▶ [WHAT TO DO]: Repeat every entry word for word, but leave the images out of your copy.
········
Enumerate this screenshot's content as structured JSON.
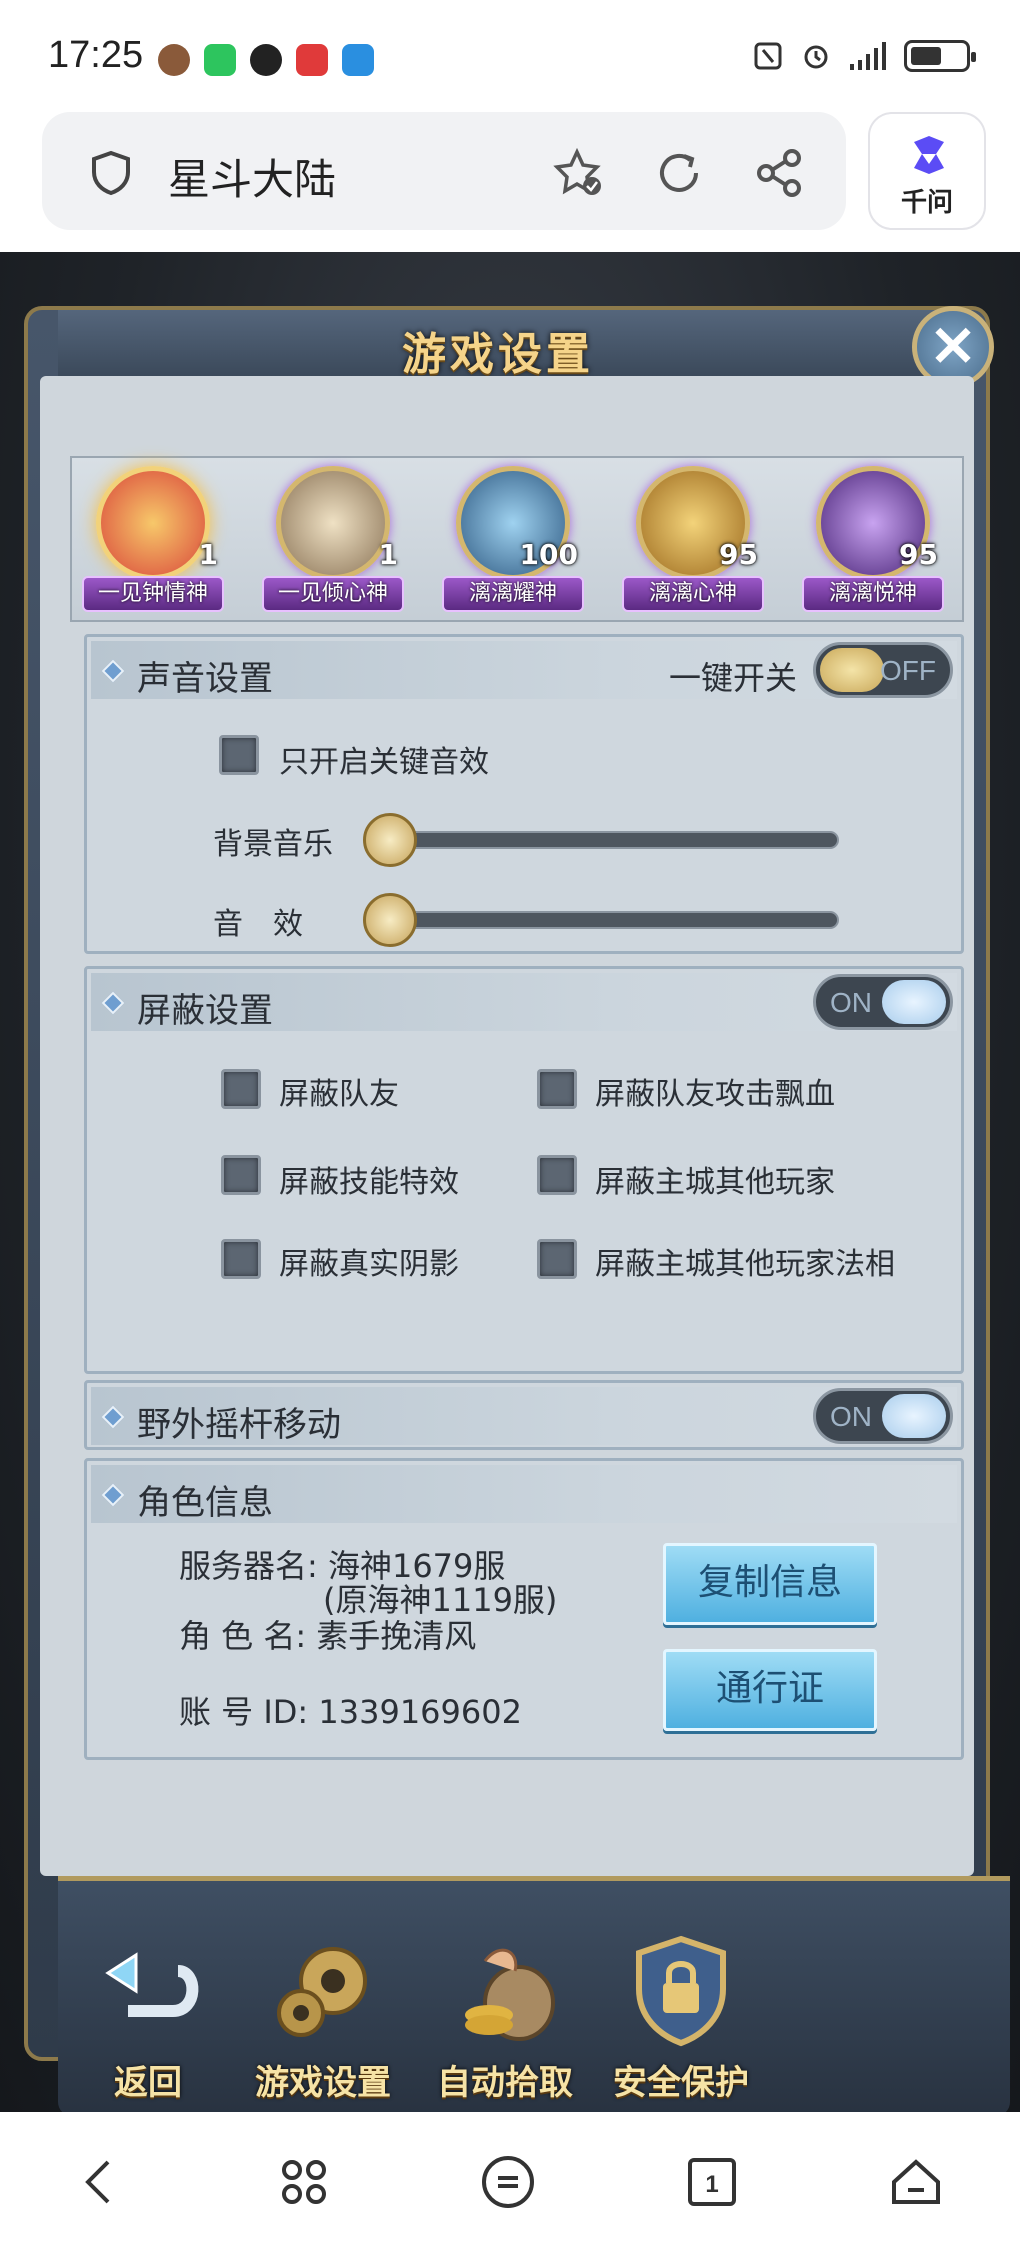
{
  "status_bar": {
    "time": "17:25"
  },
  "browser": {
    "page_title": "星斗大陆",
    "ai_label": "千问"
  },
  "panel": {
    "title": "游戏设置"
  },
  "gods": [
    {
      "name": "一见钟情神",
      "level": "1",
      "color": "#d9473a"
    },
    {
      "name": "一见倾心神",
      "level": "1",
      "color": "#c9b08a"
    },
    {
      "name": "漓漓耀神",
      "level": "100",
      "color": "#3f6f9a"
    },
    {
      "name": "漓漓心神",
      "level": "95",
      "color": "#c99a3a"
    },
    {
      "name": "漓漓悦神",
      "level": "95",
      "color": "#6a3fa0"
    }
  ],
  "sound": {
    "title": "声音设置",
    "onekey_label": "一键开关",
    "toggle_state": "OFF",
    "key_sound_only": "只开启关键音效",
    "bgm_label": "背景音乐",
    "bgm_level": 0,
    "sfx_label": "音　效",
    "sfx_level": 0
  },
  "shield": {
    "title": "屏蔽设置",
    "toggle_state": "ON",
    "options": [
      "屏蔽队友",
      "屏蔽队友攻击飘血",
      "屏蔽技能特效",
      "屏蔽主城其他玩家",
      "屏蔽真实阴影",
      "屏蔽主城其他玩家法相"
    ]
  },
  "joystick": {
    "title": "野外摇杆移动",
    "toggle_state": "ON"
  },
  "role": {
    "title": "角色信息",
    "server_line1": "服务器名:  海神1679服",
    "server_line2": "(原海神1119服)",
    "role_name_line": "角 色 名:  素手挽清风",
    "account_line": "账 号 ID:  1339169602",
    "copy_button": "复制信息",
    "pass_button": "通行证"
  },
  "bottom_nav": {
    "back": "返回",
    "game_settings": "游戏设置",
    "auto_pickup": "自动拾取",
    "security": "安全保护"
  },
  "colors": {
    "accent_gold": "#f5d48a",
    "panel_bg": "#cfd6dc",
    "button_blue": "#4fb0e0"
  }
}
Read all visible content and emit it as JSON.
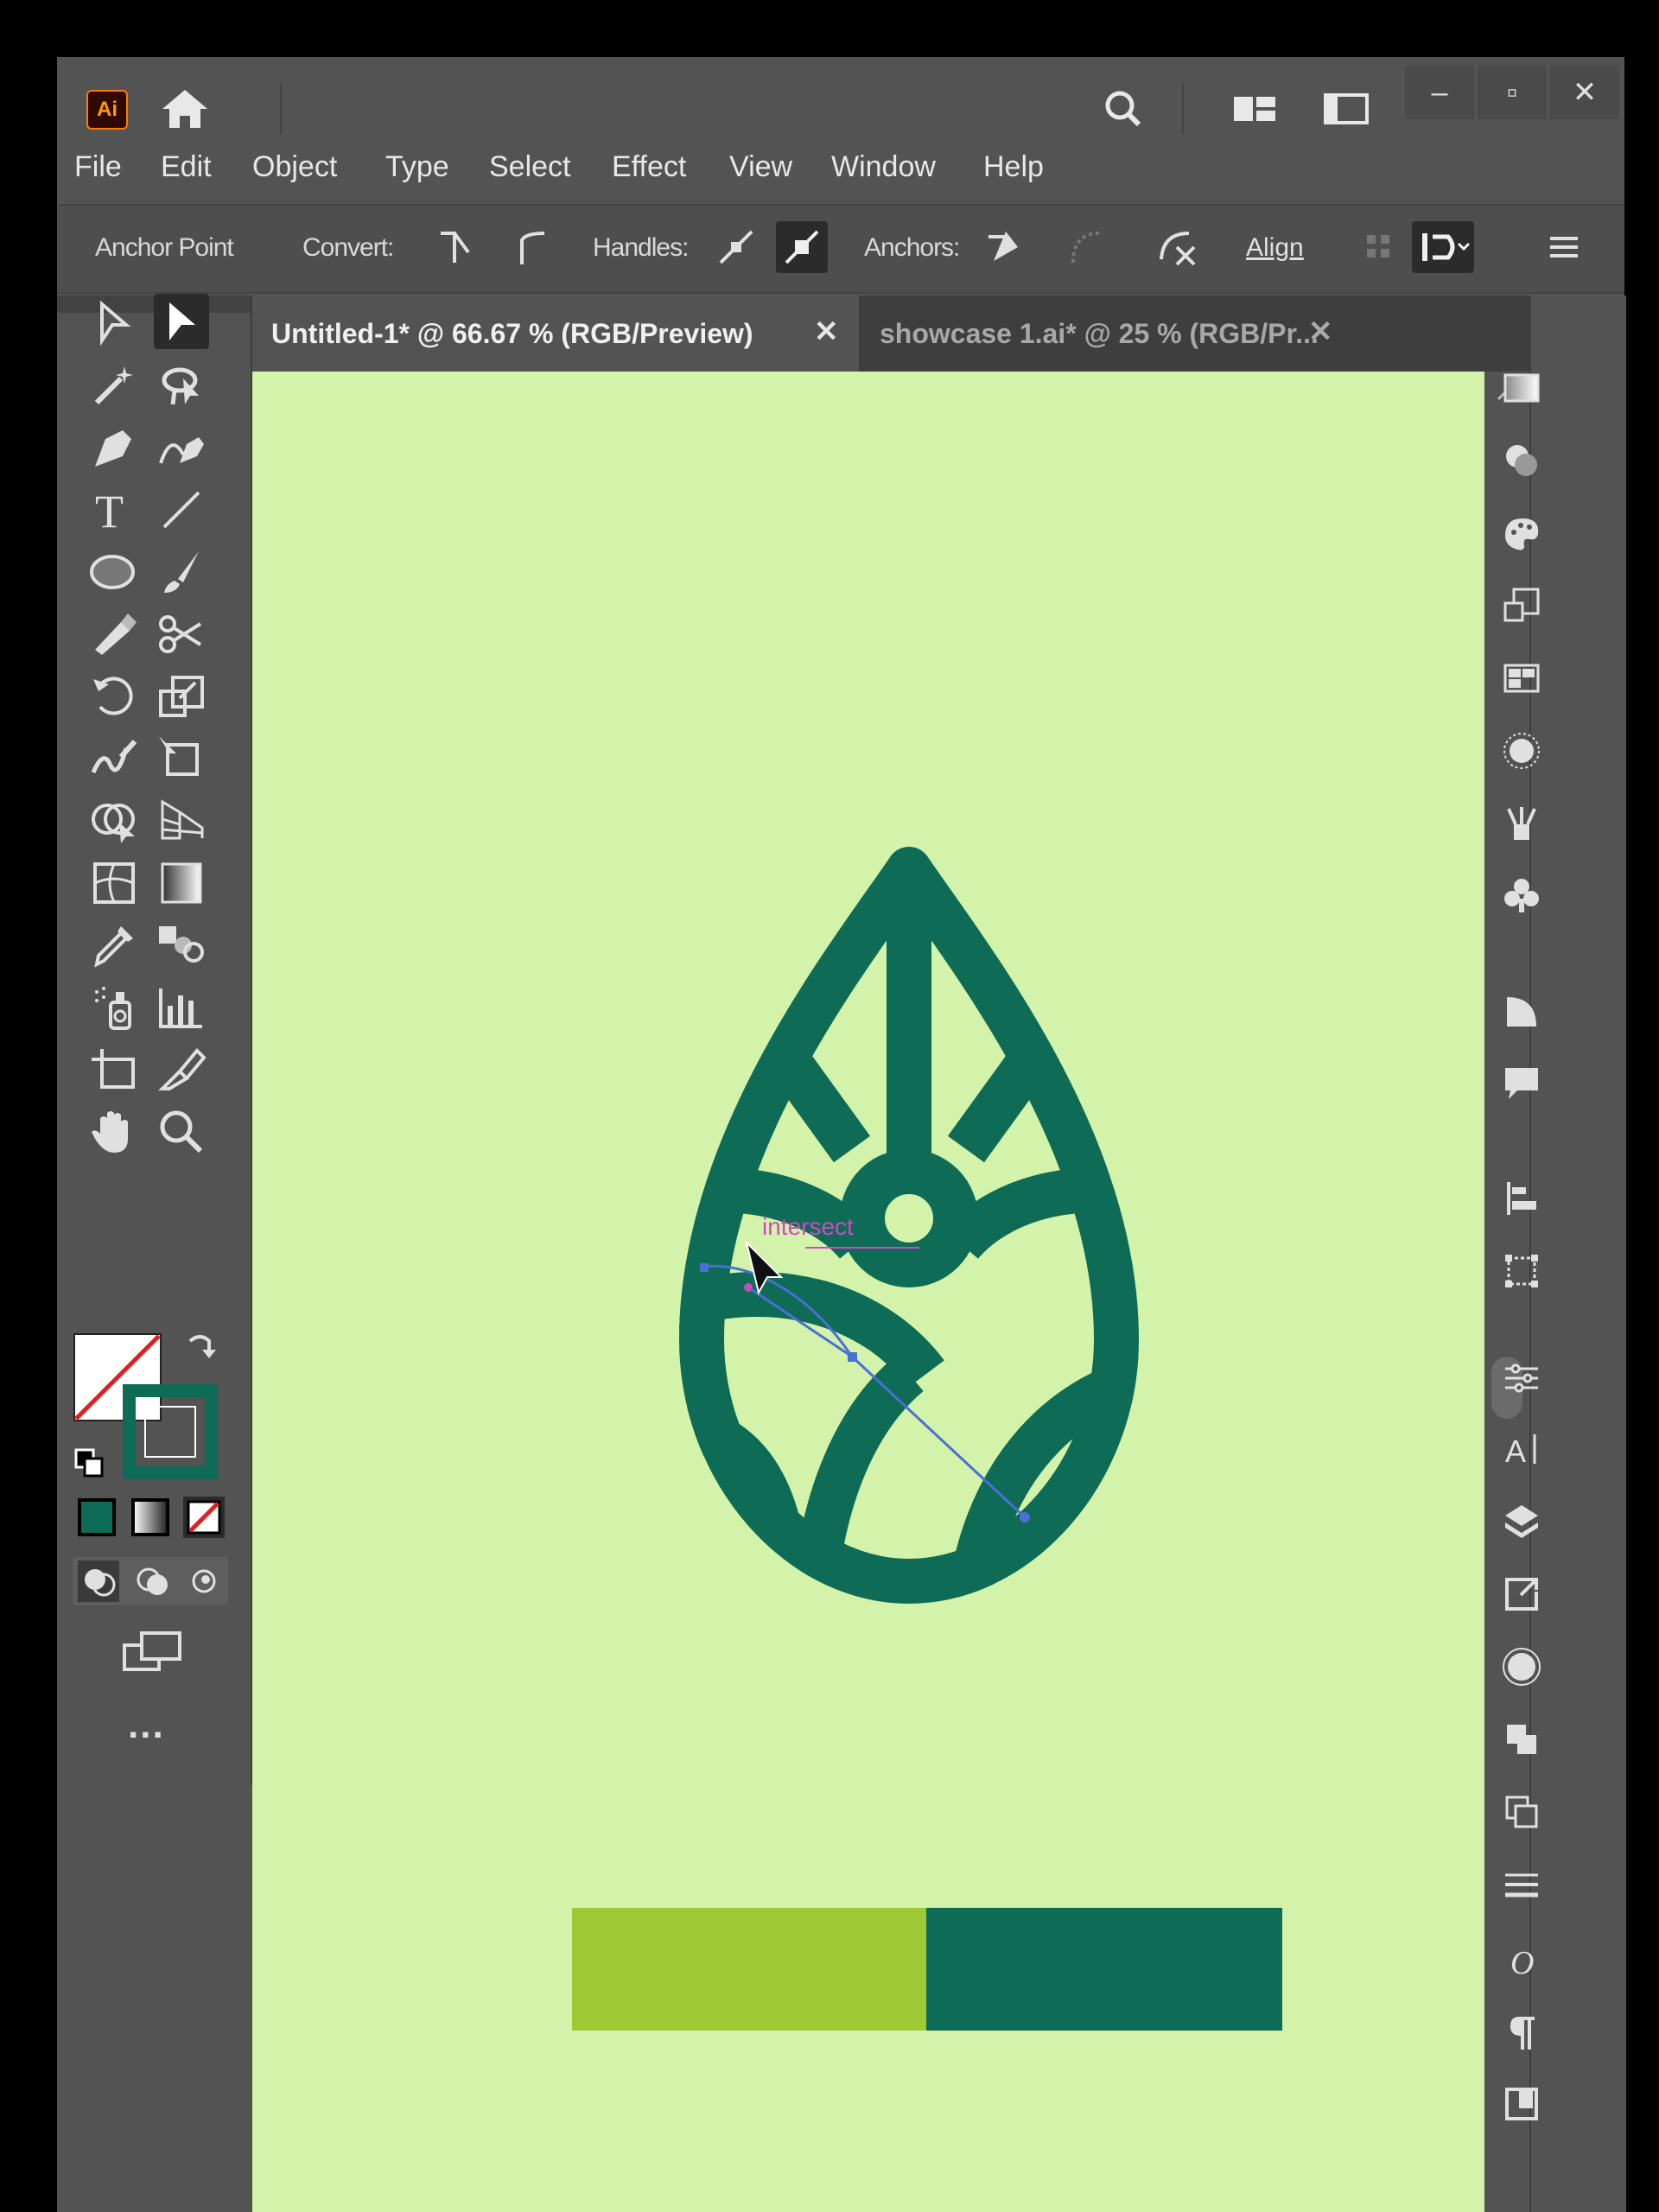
{
  "app": {
    "logo": "Ai"
  },
  "titlebar": {
    "icons": [
      "home-icon",
      "search-icon",
      "arrange-documents-icon",
      "workspace-icon"
    ],
    "window_controls": [
      "minimize",
      "maximize",
      "close"
    ]
  },
  "menu": [
    "File",
    "Edit",
    "Object",
    "Type",
    "Select",
    "Effect",
    "View",
    "Window",
    "Help"
  ],
  "control_bar": {
    "title": "Anchor Point",
    "convert_label": "Convert:",
    "handles_label": "Handles:",
    "anchors_label": "Anchors:",
    "align_label": "Align"
  },
  "tabs": [
    {
      "label": "Untitled-1* @ 66.67 % (RGB/Preview)",
      "active": true
    },
    {
      "label": "showcase 1.ai* @ 25 % (RGB/Pr...",
      "active": false
    }
  ],
  "canvas": {
    "smart_guide_label": "intersect",
    "artboard_color": "#d4f3aa",
    "logo_color": "#0e6b55",
    "swatches": [
      "#9dc935",
      "#0e6b55"
    ]
  },
  "toolbox": {
    "more_label": "...",
    "fill_swatch": "none",
    "stroke_color": "#0e6b55"
  }
}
········
▶ [CORRECT OUTPUT]:
Enumerate this screenshot's content as structured JSON.
{
  "status_bar": {
    "time": "17:25"
  },
  "browser": {
    "page_title": "星斗大陆",
    "ai_label": "千问"
  },
  "panel": {
    "title": "游戏设置"
  },
  "gods": [
    {
      "name": "一见钟情神",
      "level": "1",
      "color": "#d9473a"
    },
    {
      "name": "一见倾心神",
      "level": "1",
      "color": "#c9b08a"
    },
    {
      "name": "漓漓耀神",
      "level": "100",
      "color": "#3f6f9a"
    },
    {
      "name": "漓漓心神",
      "level": "95",
      "color": "#c99a3a"
    },
    {
      "name": "漓漓悦神",
      "level": "95",
      "color": "#6a3fa0"
    }
  ],
  "sound": {
    "title": "声音设置",
    "onekey_label": "一键开关",
    "toggle_state": "OFF",
    "key_sound_only": "只开启关键音效",
    "bgm_label": "背景音乐",
    "bgm_level": 0,
    "sfx_label": "音　效",
    "sfx_level": 0
  },
  "shield": {
    "title": "屏蔽设置",
    "toggle_state": "ON",
    "options": [
      "屏蔽队友",
      "屏蔽队友攻击飘血",
      "屏蔽技能特效",
      "屏蔽主城其他玩家",
      "屏蔽真实阴影",
      "屏蔽主城其他玩家法相"
    ]
  },
  "joystick": {
    "title": "野外摇杆移动",
    "toggle_state": "ON"
  },
  "role": {
    "title": "角色信息",
    "server_line1": "服务器名:  海神1679服",
    "server_line2": "(原海神1119服)",
    "role_name_line": "角 色 名:  素手挽清风",
    "account_line": "账 号 ID:  1339169602",
    "copy_button": "复制信息",
    "pass_button": "通行证"
  },
  "bottom_nav": {
    "back": "返回",
    "game_settings": "游戏设置",
    "auto_pickup": "自动拾取",
    "security": "安全保护"
  },
  "colors": {
    "accent_gold": "#f5d48a",
    "panel_bg": "#cfd6dc",
    "button_blue": "#4fb0e0"
  }
}
Read all visible content and emit it as JSON.
{
  "app": {
    "logo": "Ai"
  },
  "titlebar": {
    "icons": [
      "home-icon",
      "search-icon",
      "arrange-documents-icon",
      "workspace-icon"
    ],
    "window_controls": [
      "minimize",
      "maximize",
      "close"
    ]
  },
  "menu": [
    "File",
    "Edit",
    "Object",
    "Type",
    "Select",
    "Effect",
    "View",
    "Window",
    "Help"
  ],
  "control_bar": {
    "title": "Anchor Point",
    "convert_label": "Convert:",
    "handles_label": "Handles:",
    "anchors_label": "Anchors:",
    "align_label": "Align"
  },
  "tabs": [
    {
      "label": "Untitled-1* @ 66.67 % (RGB/Preview)",
      "active": true
    },
    {
      "label": "showcase 1.ai* @ 25 % (RGB/Pr...",
      "active": false
    }
  ],
  "canvas": {
    "smart_guide_label": "intersect",
    "artboard_color": "#d4f3aa",
    "logo_color": "#0e6b55",
    "swatches": [
      "#9dc935",
      "#0e6b55"
    ]
  },
  "toolbox": {
    "more_label": "...",
    "fill_swatch": "none",
    "stroke_color": "#0e6b55"
  }
}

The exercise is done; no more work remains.